The request:
Scan the data for "color" and copy the lines it appears in.

start

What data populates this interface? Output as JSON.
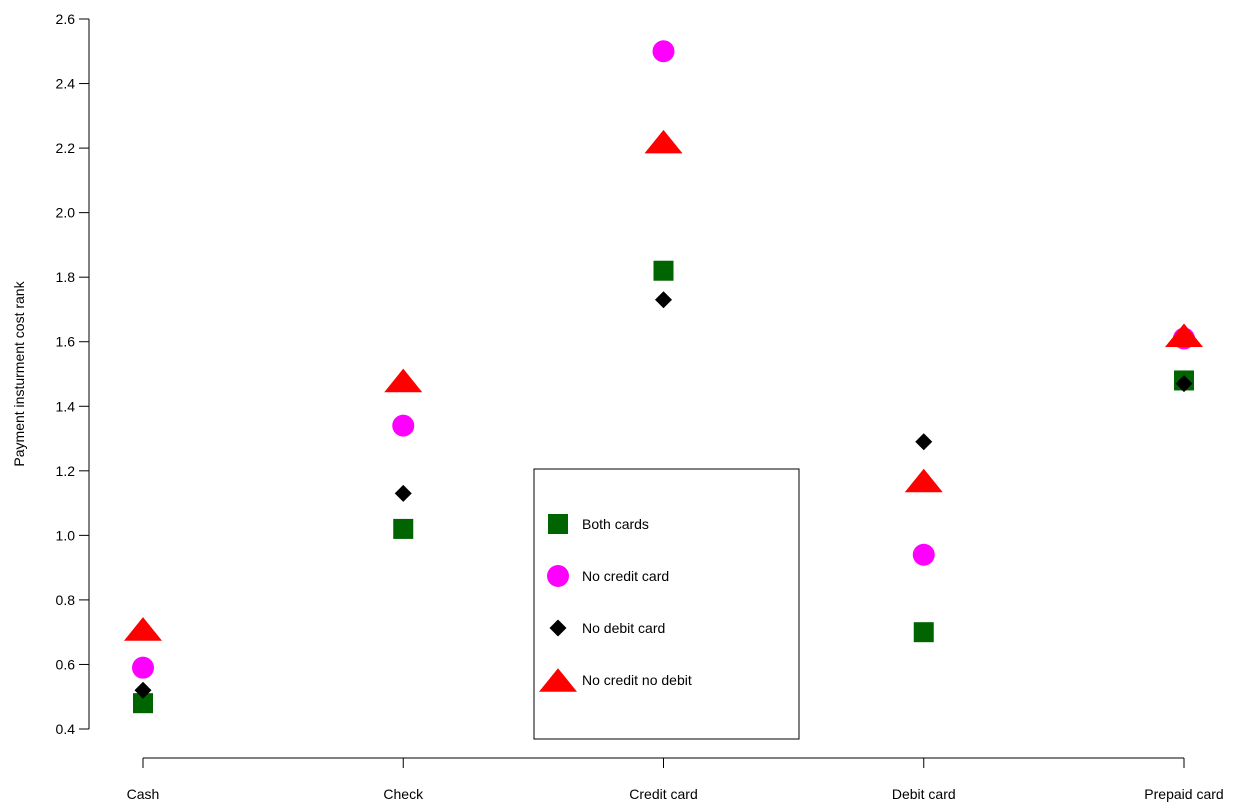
{
  "chart_data": {
    "type": "scatter",
    "title": "",
    "xlabel": "",
    "ylabel": "Payment insturment cost rank",
    "categories": [
      "Cash",
      "Check",
      "Credit card",
      "Debit card",
      "Prepaid card"
    ],
    "ylim": [
      0.4,
      2.6
    ],
    "yticks": [
      0.4,
      0.6,
      0.8,
      1.0,
      1.2,
      1.4,
      1.6,
      1.8,
      2.0,
      2.2,
      2.4,
      2.6
    ],
    "ytick_labels": [
      "0.4",
      "0.6",
      "0.8",
      "1.0",
      "1.2",
      "1.4",
      "1.6",
      "1.8",
      "2.0",
      "2.2",
      "2.4",
      "2.6"
    ],
    "grid": false,
    "legend_position": "bottom-center",
    "series": [
      {
        "name": "Both cards",
        "marker": "square",
        "color": "#006400",
        "values": [
          0.48,
          1.02,
          1.82,
          0.7,
          1.48
        ]
      },
      {
        "name": "No credit card",
        "marker": "circle",
        "color": "#ff00ff",
        "values": [
          0.59,
          1.34,
          2.5,
          0.94,
          1.61
        ]
      },
      {
        "name": "No debit card",
        "marker": "diamond",
        "color": "#000000",
        "values": [
          0.52,
          1.13,
          1.73,
          1.29,
          1.47
        ]
      },
      {
        "name": "No credit no debit",
        "marker": "triangle",
        "color": "#ff0000",
        "values": [
          0.71,
          1.48,
          2.22,
          1.17,
          1.62
        ]
      }
    ]
  }
}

end

Exercise result:
        "color": "#006400",
        "color": "#ff00ff",
        "color": "#000000",
        "color": "#ff0000",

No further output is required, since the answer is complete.